§ **The problem**
All material below is to be reproduced exactly.

- - - -

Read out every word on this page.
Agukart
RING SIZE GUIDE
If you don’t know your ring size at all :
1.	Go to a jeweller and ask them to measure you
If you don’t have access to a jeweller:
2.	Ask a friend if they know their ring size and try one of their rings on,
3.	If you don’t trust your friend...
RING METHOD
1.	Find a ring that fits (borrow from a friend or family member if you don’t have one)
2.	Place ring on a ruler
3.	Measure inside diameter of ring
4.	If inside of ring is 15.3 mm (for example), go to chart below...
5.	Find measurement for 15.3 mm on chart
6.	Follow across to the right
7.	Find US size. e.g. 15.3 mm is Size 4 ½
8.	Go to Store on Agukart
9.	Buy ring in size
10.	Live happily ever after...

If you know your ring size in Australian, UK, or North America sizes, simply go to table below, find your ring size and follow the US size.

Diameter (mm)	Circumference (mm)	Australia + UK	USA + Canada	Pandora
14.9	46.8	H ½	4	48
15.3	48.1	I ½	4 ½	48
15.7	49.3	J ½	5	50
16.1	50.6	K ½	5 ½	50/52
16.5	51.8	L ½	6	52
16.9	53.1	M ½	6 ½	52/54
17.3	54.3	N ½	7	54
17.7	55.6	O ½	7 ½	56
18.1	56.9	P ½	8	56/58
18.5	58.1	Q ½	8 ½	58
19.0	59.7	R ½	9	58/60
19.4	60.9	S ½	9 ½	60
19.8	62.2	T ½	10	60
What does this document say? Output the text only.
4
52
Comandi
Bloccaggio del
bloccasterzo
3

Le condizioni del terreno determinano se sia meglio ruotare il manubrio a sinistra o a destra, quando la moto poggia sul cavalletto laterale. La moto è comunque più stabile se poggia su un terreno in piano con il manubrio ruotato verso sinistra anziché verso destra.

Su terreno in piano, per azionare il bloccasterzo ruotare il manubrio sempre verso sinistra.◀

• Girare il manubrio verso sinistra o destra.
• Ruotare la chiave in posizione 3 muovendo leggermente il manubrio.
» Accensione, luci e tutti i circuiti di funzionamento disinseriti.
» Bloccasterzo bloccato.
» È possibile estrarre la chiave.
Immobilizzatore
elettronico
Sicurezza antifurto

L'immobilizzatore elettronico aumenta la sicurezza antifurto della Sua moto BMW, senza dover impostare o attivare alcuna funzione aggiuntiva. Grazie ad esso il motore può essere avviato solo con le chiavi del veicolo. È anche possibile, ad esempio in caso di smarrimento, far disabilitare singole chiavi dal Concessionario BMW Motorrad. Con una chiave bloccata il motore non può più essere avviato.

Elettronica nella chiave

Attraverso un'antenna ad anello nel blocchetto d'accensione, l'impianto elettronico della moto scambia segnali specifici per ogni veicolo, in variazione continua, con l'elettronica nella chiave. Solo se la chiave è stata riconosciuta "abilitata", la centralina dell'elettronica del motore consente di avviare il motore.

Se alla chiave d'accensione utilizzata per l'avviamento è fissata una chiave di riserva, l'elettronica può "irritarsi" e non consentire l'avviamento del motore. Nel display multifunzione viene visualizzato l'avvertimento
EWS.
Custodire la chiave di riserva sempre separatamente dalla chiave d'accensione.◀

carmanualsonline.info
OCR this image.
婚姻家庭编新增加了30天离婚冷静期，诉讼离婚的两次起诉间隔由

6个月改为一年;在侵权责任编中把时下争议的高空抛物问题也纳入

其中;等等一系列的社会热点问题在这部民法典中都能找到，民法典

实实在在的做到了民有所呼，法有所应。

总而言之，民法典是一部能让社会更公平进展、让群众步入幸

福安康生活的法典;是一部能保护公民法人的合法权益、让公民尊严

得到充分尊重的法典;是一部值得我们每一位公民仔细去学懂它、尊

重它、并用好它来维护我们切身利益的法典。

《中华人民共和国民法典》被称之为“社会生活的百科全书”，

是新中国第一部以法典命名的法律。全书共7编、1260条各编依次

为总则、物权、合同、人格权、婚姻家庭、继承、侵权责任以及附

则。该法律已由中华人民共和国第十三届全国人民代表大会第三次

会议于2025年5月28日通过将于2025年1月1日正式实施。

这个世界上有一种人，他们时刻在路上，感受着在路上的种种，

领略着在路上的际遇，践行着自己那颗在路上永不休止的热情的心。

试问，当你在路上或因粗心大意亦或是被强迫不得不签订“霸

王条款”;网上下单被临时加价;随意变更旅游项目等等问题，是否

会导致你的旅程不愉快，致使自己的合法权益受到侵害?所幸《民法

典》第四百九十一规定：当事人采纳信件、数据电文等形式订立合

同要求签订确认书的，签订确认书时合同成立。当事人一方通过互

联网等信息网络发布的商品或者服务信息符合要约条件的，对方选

- - - -

§ **Task solution**
Read out every word on this page.
Agukart
RING SIZE GUIDE
If you don’t know your ring size at all :
1.	Go to a jeweller and ask them to measure you
If you don’t have access to a jeweller:
2.	Ask a friend if they know their ring size and try one of their rings on,
3.	If you don’t trust your friend...
RING METHOD
1.	Find a ring that fits (borrow from a friend or family member if you don’t have one)
2.	Place ring on a ruler
3.	Measure inside diameter of ring
4.	If inside of ring is 15.3 mm (for example), go to chart below...
5.	Find measurement for 15.3 mm on chart
6.	Follow across to the right
7.	Find US size. e.g. 15.3 mm is Size 4 ½
8.	Go to Store on Agukart
9.	Buy ring in size
10.	Live happily ever after...

If you know your ring size in Australian, UK, or North America sizes, simply go to table below, find your ring size and follow the US size.

Diameter (mm)	Circumference (mm)	Australia + UK	USA + Canada	Pandora
14.9	46.8	H ½	4	48
15.3	48.1	I ½	4 ½	48
15.7	49.3	J ½	5	50
16.1	50.6	K ½	5 ½	50/52
16.5	51.8	L ½	6	52
16.9	53.1	M ½	6 ½	52/54
17.3	54.3	N ½	7	54
17.7	55.6	O ½	7 ½	56
18.1	56.9	P ½	8	56/58
18.5	58.1	Q ½	8 ½	58
19.0	59.7	R ½	9	58/60
19.4	60.9	S ½	9 ½	60
19.8	62.2	T ½	10	60
What does this document say? Output the text only.
4
52
Comandi
Bloccaggio del
bloccasterzo
3

Le condizioni del terreno determinano se sia meglio ruotare il manubrio a sinistra o a destra, quando la moto poggia sul cavalletto laterale. La moto è comunque più stabile se poggia su un terreno in piano con il manubrio ruotato verso sinistra anziché verso destra.

Su terreno in piano, per azionare il bloccasterzo ruotare il manubrio sempre verso sinistra.◀

• Girare il manubrio verso sinistra o destra.
• Ruotare la chiave in posizione 3 muovendo leggermente il manubrio.
» Accensione, luci e tutti i circuiti di funzionamento disinseriti.
» Bloccasterzo bloccato.
» È possibile estrarre la chiave.
Immobilizzatore
elettronico
Sicurezza antifurto

L'immobilizzatore elettronico aumenta la sicurezza antifurto della Sua moto BMW, senza dover impostare o attivare alcuna funzione aggiuntiva. Grazie ad esso il motore può essere avviato solo con le chiavi del veicolo. È anche possibile, ad esempio in caso di smarrimento, far disabilitare singole chiavi dal Concessionario BMW Motorrad. Con una chiave bloccata il motore non può più essere avviato.

Elettronica nella chiave

Attraverso un'antenna ad anello nel blocchetto d'accensione, l'impianto elettronico della moto scambia segnali specifici per ogni veicolo, in variazione continua, con l'elettronica nella chiave. Solo se la chiave è stata riconosciuta "abilitata", la centralina dell'elettronica del motore consente di avviare il motore.

Se alla chiave d'accensione utilizzata per l'avviamento è fissata una chiave di riserva, l'elettronica può "irritarsi" e non consentire l'avviamento del motore. Nel display multifunzione viene visualizzato l'avvertimento
EWS.
Custodire la chiave di riserva sempre separatamente dalla chiave d'accensione.◀

carmanualsonline.info
OCR this image.
婚姻家庭编新增加了30天离婚冷静期，诉讼离婚的两次起诉间隔由

6个月改为一年;在侵权责任编中把时下争议的高空抛物问题也纳入

其中;等等一系列的社会热点问题在这部民法典中都能找到，民法典

实实在在的做到了民有所呼，法有所应。

总而言之，民法典是一部能让社会更公平进展、让群众步入幸

福安康生活的法典;是一部能保护公民法人的合法权益、让公民尊严

得到充分尊重的法典;是一部值得我们每一位公民仔细去学懂它、尊

重它、并用好它来维护我们切身利益的法典。

《中华人民共和国民法典》被称之为“社会生活的百科全书”，

是新中国第一部以法典命名的法律。全书共7编、1260条各编依次

为总则、物权、合同、人格权、婚姻家庭、继承、侵权责任以及附

则。该法律已由中华人民共和国第十三届全国人民代表大会第三次

会议于2025年5月28日通过将于2025年1月1日正式实施。

这个世界上有一种人，他们时刻在路上，感受着在路上的种种，

领略着在路上的际遇，践行着自己那颗在路上永不休止的热情的心。

试问，当你在路上或因粗心大意亦或是被强迫不得不签订“霸

王条款”;网上下单被临时加价;随意变更旅游项目等等问题，是否

会导致你的旅程不愉快，致使自己的合法权益受到侵害?所幸《民法

典》第四百九十一规定：当事人采纳信件、数据电文等形式订立合

同要求签订确认书的，签订确认书时合同成立。当事人一方通过互

联网等信息网络发布的商品或者服务信息符合要约条件的，对方选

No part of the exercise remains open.